■ Goal
Write the material out again, line by line, exactly as it is.
##### Task material
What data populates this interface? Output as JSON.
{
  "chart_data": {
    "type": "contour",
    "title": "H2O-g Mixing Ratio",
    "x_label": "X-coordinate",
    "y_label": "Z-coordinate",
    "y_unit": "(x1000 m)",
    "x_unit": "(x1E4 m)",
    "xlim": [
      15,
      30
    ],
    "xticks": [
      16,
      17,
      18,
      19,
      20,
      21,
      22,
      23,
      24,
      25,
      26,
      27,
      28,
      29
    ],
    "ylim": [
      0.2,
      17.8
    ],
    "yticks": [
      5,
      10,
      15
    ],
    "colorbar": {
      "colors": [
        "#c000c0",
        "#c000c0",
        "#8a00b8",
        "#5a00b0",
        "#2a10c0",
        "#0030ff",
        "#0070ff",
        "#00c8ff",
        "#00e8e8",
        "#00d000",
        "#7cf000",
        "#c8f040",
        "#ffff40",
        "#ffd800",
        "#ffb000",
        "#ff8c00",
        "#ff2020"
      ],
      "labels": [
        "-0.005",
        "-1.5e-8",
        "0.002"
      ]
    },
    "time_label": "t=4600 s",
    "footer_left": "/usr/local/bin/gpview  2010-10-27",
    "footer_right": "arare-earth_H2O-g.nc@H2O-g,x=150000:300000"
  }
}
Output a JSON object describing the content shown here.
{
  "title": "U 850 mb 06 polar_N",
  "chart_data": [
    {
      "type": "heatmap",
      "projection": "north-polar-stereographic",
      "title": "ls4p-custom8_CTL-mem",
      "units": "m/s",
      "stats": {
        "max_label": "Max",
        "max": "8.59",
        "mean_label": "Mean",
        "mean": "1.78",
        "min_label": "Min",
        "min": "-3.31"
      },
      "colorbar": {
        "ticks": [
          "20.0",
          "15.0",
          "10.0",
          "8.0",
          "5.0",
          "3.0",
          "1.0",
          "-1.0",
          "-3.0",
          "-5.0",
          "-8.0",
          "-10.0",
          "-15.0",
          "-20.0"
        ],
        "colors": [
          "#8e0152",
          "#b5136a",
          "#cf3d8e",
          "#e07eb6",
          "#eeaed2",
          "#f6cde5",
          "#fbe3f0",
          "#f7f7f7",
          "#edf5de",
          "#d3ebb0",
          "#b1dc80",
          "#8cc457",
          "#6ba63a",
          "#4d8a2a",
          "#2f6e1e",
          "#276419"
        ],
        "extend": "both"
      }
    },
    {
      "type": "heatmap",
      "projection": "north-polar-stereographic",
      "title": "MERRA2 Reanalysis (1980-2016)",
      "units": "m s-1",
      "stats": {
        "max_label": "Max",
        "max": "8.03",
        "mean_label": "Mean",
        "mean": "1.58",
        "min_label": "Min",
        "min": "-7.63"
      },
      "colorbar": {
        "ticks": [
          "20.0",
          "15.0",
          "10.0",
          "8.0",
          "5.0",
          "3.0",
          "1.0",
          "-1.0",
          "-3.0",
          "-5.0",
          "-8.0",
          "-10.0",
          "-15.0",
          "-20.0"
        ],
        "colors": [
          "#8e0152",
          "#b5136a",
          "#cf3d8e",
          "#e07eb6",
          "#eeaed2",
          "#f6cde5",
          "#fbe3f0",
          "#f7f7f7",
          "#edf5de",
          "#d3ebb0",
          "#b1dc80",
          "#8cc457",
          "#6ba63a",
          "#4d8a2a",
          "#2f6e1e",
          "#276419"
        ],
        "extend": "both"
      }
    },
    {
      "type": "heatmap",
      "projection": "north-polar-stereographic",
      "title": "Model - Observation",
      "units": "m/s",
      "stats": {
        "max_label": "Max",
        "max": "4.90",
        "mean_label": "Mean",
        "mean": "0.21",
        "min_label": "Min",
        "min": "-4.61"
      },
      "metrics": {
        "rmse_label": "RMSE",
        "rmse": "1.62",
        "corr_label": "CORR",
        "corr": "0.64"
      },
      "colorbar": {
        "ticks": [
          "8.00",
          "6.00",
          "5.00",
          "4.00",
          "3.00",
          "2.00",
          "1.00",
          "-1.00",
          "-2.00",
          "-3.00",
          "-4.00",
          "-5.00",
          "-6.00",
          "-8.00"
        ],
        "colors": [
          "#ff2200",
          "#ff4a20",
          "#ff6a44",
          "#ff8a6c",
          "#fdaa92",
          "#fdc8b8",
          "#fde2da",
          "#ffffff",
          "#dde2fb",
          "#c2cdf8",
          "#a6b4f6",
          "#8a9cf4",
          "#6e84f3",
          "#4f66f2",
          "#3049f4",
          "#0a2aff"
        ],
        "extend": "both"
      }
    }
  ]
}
##########
■ Solution below
What data populates this interface? Output as JSON.
{
  "chart_data": {
    "type": "contour",
    "title": "H2O-g Mixing Ratio",
    "x_label": "X-coordinate",
    "y_label": "Z-coordinate",
    "y_unit": "(x1000 m)",
    "x_unit": "(x1E4 m)",
    "xlim": [
      15,
      30
    ],
    "xticks": [
      16,
      17,
      18,
      19,
      20,
      21,
      22,
      23,
      24,
      25,
      26,
      27,
      28,
      29
    ],
    "ylim": [
      0.2,
      17.8
    ],
    "yticks": [
      5,
      10,
      15
    ],
    "colorbar": {
      "colors": [
        "#c000c0",
        "#c000c0",
        "#8a00b8",
        "#5a00b0",
        "#2a10c0",
        "#0030ff",
        "#0070ff",
        "#00c8ff",
        "#00e8e8",
        "#00d000",
        "#7cf000",
        "#c8f040",
        "#ffff40",
        "#ffd800",
        "#ffb000",
        "#ff8c00",
        "#ff2020"
      ],
      "labels": [
        "-0.005",
        "-1.5e-8",
        "0.002"
      ]
    },
    "time_label": "t=4600 s",
    "footer_left": "/usr/local/bin/gpview  2010-10-27",
    "footer_right": "arare-earth_H2O-g.nc@H2O-g,x=150000:300000"
  }
}
Output a JSON object describing the content shown here.
{
  "title": "U 850 mb 06 polar_N",
  "chart_data": [
    {
      "type": "heatmap",
      "projection": "north-polar-stereographic",
      "title": "ls4p-custom8_CTL-mem",
      "units": "m/s",
      "stats": {
        "max_label": "Max",
        "max": "8.59",
        "mean_label": "Mean",
        "mean": "1.78",
        "min_label": "Min",
        "min": "-3.31"
      },
      "colorbar": {
        "ticks": [
          "20.0",
          "15.0",
          "10.0",
          "8.0",
          "5.0",
          "3.0",
          "1.0",
          "-1.0",
          "-3.0",
          "-5.0",
          "-8.0",
          "-10.0",
          "-15.0",
          "-20.0"
        ],
        "colors": [
          "#8e0152",
          "#b5136a",
          "#cf3d8e",
          "#e07eb6",
          "#eeaed2",
          "#f6cde5",
          "#fbe3f0",
          "#f7f7f7",
          "#edf5de",
          "#d3ebb0",
          "#b1dc80",
          "#8cc457",
          "#6ba63a",
          "#4d8a2a",
          "#2f6e1e",
          "#276419"
        ],
        "extend": "both"
      }
    },
    {
      "type": "heatmap",
      "projection": "north-polar-stereographic",
      "title": "MERRA2 Reanalysis (1980-2016)",
      "units": "m s-1",
      "stats": {
        "max_label": "Max",
        "max": "8.03",
        "mean_label": "Mean",
        "mean": "1.58",
        "min_label": "Min",
        "min": "-7.63"
      },
      "colorbar": {
        "ticks": [
          "20.0",
          "15.0",
          "10.0",
          "8.0",
          "5.0",
          "3.0",
          "1.0",
          "-1.0",
          "-3.0",
          "-5.0",
          "-8.0",
          "-10.0",
          "-15.0",
          "-20.0"
        ],
        "colors": [
          "#8e0152",
          "#b5136a",
          "#cf3d8e",
          "#e07eb6",
          "#eeaed2",
          "#f6cde5",
          "#fbe3f0",
          "#f7f7f7",
          "#edf5de",
          "#d3ebb0",
          "#b1dc80",
          "#8cc457",
          "#6ba63a",
          "#4d8a2a",
          "#2f6e1e",
          "#276419"
        ],
        "extend": "both"
      }
    },
    {
      "type": "heatmap",
      "projection": "north-polar-stereographic",
      "title": "Model - Observation",
      "units": "m/s",
      "stats": {
        "max_label": "Max",
        "max": "4.90",
        "mean_label": "Mean",
        "mean": "0.21",
        "min_label": "Min",
        "min": "-4.61"
      },
      "metrics": {
        "rmse_label": "RMSE",
        "rmse": "1.62",
        "corr_label": "CORR",
        "corr": "0.64"
      },
      "colorbar": {
        "ticks": [
          "8.00",
          "6.00",
          "5.00",
          "4.00",
          "3.00",
          "2.00",
          "1.00",
          "-1.00",
          "-2.00",
          "-3.00",
          "-4.00",
          "-5.00",
          "-6.00",
          "-8.00"
        ],
        "colors": [
          "#ff2200",
          "#ff4a20",
          "#ff6a44",
          "#ff8a6c",
          "#fdaa92",
          "#fdc8b8",
          "#fde2da",
          "#ffffff",
          "#dde2fb",
          "#c2cdf8",
          "#a6b4f6",
          "#8a9cf4",
          "#6e84f3",
          "#4f66f2",
          "#3049f4",
          "#0a2aff"
        ],
        "extend": "both"
      }
    }
  ]
}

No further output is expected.